(Saved entries)
╭──
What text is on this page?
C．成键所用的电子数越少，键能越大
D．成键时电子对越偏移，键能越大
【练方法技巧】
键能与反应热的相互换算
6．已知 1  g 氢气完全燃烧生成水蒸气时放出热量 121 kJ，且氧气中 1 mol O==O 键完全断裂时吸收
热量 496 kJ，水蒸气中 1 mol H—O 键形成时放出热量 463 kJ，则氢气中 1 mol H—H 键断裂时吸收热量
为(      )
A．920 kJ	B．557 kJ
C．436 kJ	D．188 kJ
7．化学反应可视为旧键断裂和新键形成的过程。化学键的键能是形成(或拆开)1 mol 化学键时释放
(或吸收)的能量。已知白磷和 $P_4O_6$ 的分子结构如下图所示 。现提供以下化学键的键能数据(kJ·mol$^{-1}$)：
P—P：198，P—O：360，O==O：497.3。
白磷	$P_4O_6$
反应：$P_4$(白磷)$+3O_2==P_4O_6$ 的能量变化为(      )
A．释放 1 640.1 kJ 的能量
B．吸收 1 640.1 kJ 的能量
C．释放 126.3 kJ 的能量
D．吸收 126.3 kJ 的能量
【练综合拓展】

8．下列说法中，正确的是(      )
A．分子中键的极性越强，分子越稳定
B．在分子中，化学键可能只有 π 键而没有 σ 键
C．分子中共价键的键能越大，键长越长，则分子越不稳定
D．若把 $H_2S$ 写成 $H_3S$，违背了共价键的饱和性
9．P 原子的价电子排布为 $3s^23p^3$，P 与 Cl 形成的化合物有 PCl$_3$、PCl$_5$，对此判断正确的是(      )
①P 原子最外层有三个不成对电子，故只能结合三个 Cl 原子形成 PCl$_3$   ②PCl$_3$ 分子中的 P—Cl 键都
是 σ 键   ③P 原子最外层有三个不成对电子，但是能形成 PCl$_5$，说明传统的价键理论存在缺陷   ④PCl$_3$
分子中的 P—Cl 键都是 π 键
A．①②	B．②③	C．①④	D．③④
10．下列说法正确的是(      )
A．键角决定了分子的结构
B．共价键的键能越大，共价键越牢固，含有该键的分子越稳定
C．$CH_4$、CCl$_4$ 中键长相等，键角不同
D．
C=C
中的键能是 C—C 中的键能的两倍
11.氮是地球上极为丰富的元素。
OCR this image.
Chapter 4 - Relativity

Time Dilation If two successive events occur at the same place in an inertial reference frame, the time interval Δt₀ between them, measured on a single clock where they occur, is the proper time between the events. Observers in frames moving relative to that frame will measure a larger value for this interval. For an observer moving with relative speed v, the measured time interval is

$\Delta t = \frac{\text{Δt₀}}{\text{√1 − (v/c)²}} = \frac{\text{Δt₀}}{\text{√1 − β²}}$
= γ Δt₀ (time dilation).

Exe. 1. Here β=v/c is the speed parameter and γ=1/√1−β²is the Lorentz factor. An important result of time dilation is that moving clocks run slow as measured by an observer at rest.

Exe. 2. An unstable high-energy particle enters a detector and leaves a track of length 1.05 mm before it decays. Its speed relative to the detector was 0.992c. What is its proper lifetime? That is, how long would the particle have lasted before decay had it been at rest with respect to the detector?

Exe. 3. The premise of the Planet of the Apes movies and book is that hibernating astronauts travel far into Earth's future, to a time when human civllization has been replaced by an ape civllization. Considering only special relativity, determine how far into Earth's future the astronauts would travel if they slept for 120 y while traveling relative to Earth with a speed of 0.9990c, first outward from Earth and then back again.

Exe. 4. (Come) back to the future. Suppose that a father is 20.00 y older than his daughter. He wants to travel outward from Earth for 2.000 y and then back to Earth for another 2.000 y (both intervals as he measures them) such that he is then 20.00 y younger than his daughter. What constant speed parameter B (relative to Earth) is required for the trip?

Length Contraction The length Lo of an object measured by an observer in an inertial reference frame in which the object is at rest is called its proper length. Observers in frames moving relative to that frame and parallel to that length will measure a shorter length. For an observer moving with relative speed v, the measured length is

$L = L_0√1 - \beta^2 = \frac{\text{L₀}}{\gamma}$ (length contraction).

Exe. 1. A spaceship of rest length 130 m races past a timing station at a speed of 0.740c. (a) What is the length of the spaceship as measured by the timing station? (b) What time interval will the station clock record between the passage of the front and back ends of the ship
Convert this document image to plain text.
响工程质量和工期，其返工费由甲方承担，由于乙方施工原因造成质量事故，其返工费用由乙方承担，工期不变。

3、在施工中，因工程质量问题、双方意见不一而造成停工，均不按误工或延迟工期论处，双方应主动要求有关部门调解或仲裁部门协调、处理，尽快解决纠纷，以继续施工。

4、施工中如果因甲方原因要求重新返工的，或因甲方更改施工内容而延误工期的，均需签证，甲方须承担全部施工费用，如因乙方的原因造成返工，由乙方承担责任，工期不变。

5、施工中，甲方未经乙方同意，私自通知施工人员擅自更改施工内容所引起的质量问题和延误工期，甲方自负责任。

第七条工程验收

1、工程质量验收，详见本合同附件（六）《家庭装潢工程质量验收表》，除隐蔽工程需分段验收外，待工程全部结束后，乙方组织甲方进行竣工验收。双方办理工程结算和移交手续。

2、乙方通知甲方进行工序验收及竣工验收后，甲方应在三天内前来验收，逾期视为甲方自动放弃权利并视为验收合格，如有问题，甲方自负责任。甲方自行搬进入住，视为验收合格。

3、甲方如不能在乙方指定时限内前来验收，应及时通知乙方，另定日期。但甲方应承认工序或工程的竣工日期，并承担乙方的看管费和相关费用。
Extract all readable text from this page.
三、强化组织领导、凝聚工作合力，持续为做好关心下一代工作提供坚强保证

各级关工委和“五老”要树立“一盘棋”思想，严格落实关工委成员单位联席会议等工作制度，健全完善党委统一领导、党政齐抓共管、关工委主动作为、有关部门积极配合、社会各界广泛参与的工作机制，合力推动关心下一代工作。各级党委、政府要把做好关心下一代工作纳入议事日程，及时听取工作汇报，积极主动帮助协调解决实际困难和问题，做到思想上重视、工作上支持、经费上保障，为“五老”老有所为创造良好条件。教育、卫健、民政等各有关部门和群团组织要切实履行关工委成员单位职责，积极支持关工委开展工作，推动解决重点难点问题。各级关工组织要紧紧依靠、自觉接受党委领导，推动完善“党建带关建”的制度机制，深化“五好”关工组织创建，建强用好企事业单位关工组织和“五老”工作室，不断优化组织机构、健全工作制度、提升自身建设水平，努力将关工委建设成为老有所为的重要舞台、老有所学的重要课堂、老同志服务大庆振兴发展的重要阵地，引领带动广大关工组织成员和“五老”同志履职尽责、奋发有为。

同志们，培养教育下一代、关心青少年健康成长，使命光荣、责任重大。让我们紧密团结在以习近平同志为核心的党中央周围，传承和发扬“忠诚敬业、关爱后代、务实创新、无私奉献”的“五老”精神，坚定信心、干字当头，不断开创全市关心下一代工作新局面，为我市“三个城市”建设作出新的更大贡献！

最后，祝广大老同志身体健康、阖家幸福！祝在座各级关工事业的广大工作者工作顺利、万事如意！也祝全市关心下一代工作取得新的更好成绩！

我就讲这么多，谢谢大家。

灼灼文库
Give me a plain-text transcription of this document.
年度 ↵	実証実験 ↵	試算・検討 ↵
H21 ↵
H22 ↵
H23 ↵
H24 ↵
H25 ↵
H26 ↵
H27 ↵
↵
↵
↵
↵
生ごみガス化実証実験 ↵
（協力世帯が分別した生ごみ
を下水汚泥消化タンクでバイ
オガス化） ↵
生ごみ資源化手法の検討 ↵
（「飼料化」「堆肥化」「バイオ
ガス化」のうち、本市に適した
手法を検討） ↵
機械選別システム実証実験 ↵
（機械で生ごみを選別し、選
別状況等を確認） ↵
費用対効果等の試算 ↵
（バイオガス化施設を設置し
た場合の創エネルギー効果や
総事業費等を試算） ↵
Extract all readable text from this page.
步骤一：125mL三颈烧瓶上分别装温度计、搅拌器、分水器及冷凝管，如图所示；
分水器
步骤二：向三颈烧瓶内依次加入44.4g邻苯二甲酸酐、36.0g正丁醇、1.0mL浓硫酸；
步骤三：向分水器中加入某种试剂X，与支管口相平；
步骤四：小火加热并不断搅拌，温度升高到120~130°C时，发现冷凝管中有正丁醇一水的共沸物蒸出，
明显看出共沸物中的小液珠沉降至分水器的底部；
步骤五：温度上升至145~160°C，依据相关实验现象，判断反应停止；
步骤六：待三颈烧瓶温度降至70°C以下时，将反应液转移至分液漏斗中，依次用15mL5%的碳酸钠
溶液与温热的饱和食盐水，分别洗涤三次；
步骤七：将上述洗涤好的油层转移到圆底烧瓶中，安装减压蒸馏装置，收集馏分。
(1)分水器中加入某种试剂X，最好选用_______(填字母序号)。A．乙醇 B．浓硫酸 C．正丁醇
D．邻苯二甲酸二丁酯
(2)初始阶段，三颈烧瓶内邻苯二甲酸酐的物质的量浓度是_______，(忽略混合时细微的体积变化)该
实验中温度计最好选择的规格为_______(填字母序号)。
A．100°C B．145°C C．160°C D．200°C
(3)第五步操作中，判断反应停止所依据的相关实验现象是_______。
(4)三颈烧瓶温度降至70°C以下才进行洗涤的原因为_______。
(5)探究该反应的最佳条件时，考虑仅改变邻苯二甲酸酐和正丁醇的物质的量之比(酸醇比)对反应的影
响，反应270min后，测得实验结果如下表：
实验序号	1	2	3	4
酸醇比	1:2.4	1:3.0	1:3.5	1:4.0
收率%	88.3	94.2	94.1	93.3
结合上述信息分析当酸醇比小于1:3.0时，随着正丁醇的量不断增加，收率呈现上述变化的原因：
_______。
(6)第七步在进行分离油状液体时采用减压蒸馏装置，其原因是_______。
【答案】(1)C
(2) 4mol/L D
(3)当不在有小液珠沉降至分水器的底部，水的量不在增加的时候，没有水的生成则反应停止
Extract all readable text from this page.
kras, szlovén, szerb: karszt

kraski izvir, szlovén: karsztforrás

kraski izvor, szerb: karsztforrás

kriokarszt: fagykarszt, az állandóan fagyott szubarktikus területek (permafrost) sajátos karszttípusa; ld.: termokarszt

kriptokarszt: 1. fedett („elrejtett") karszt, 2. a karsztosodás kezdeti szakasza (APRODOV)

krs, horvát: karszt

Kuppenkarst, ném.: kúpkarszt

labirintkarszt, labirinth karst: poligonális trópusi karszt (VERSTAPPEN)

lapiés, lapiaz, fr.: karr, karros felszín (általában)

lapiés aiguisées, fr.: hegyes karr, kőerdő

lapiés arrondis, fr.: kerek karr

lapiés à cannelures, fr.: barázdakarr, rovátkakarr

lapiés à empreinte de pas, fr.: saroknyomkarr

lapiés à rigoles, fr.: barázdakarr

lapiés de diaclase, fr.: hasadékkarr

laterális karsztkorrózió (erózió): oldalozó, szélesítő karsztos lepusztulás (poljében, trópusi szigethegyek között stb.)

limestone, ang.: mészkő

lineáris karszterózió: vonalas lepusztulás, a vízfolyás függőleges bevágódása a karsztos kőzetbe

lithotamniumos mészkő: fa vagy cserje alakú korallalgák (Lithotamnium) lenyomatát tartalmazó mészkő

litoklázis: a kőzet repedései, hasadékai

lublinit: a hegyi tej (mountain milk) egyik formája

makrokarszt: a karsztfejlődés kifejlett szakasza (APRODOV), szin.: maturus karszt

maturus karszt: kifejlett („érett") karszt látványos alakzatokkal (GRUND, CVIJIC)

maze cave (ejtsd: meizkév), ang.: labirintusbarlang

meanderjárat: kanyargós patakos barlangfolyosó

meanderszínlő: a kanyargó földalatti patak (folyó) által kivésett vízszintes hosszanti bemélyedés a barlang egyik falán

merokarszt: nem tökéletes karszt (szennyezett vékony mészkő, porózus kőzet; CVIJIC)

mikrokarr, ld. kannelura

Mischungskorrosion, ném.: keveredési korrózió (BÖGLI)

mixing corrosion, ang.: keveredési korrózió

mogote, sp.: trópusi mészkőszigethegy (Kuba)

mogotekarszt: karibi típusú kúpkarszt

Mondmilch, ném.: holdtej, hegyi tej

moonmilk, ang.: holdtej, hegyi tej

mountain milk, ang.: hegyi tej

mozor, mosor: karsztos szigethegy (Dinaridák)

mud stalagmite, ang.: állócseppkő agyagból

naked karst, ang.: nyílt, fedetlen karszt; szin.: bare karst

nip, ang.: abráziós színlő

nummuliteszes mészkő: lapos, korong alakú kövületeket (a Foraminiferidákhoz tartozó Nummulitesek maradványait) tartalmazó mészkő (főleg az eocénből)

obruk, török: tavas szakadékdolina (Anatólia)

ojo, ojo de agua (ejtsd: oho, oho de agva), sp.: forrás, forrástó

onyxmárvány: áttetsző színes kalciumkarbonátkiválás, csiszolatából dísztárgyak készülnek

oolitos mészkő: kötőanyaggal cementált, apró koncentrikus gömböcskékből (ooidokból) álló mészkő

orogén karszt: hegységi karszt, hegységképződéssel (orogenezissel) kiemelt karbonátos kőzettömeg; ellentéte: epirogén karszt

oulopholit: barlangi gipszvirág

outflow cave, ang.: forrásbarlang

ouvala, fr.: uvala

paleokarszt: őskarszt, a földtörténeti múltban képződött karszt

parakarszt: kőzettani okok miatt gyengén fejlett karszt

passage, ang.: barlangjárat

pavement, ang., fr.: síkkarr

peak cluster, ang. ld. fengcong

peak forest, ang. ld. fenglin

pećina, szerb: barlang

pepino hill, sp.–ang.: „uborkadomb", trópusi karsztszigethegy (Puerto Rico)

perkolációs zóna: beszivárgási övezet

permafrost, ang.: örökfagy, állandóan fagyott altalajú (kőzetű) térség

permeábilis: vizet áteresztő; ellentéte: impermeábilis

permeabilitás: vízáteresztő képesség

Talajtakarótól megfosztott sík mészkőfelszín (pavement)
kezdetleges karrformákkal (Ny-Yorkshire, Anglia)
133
╰──
[Aim] Find the lines above holding the word "then" and show them.

[Expected answer]
Exe. 3. The premise of the Planet of the Apes movies and book is that hibernating astronauts travel far into Earth's future, to a time when human civllization has been replaced by an ape civllization. Considering only special relativity, determine how far into Earth's future the astronauts would travel if they slept for 120 y while traveling relative to Earth with a speed of 0.9990c, first outward from Earth and then back again.
Exe. 4. (Come) back to the future. Suppose that a father is 20.00 y older than his daughter. He wants to travel outward from Earth for 2.000 y and then back to Earth for another 2.000 y (both intervals as he measures them) such that he is then 20.00 y younger than his daughter. What constant speed parameter B (relative to Earth) is required for the trip?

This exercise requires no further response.